Cambodian elite ‘stripping’ country

Report accuses PM’s associates of ransacking country’s natural resources.

cambodia forest
Global Witness says illegal logging threatens to wipe out Cambodia's reminaing forests [EPA]

“Logging is part of a massive asset stripping for the benefit of a small kleptocratic elite,” said Simon Taylor, director of Global Witness as it released the report in Bangkok.

 

Taylor said the perpetrators included powerful businessmen, senior military and police officers and ministers closely linked to Hun Sen, the Cambodian prime minister.

 

“The forests of Cambodia have been ransacked over the past decade by this mafia with little or no benefit flowing down to the ordinary people,” he said.

 

The Global Witness report detailed what it says is massive corruption and illegal logging which the group said continues under the eyes of foreign donors who annually provide $600m in aid – about half Cambodia‘s budget.

 

Such donors, Taylor said, had failed in their responsibilities.

 

“They are basically spineless. The message that Hun Sen gets from the donors is that they don’t really give a damn.”

 

Endangered

 

undefined
Several associates of Prime Minister Hun Sen
are named in the report [Reuters]

The group says Cambodia‘s most powerful illegal logging syndicate, the Seng Keang Company, is controlled by several figures connected to the Hun Sen administration, including Ty Sokhun, director-general of Cambodia‘s forest administration.

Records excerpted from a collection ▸
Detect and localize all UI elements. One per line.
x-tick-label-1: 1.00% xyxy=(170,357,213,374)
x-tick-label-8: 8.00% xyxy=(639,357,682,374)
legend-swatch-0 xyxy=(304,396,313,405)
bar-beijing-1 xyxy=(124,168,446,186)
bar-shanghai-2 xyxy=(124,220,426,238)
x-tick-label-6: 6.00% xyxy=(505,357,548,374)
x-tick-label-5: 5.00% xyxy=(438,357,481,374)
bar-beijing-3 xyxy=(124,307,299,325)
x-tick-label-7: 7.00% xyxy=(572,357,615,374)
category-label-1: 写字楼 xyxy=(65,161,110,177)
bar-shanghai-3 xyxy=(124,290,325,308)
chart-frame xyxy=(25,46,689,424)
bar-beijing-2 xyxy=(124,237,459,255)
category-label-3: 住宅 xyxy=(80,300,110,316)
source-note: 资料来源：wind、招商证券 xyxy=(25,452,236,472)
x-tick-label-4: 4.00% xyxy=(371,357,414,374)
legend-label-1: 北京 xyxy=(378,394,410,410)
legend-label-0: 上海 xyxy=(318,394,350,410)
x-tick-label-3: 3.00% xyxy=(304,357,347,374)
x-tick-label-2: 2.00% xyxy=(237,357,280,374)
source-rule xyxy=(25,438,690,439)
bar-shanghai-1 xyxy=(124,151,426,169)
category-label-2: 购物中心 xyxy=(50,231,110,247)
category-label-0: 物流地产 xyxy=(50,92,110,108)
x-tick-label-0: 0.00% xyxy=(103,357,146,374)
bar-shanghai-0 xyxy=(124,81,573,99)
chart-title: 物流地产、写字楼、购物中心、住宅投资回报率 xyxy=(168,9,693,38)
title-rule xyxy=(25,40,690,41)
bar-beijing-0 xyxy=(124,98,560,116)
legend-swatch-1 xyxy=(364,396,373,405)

Written task ▸ In the article about Cambodia's forests, what reason does Simon Taylor give for calling the logging "asset stripping"?

Task result ▸ He says the logging benefits only a small kleptocratic elite. He adds that the forests have been ransacked over the past decade with little or no benefit reaching ordinary people.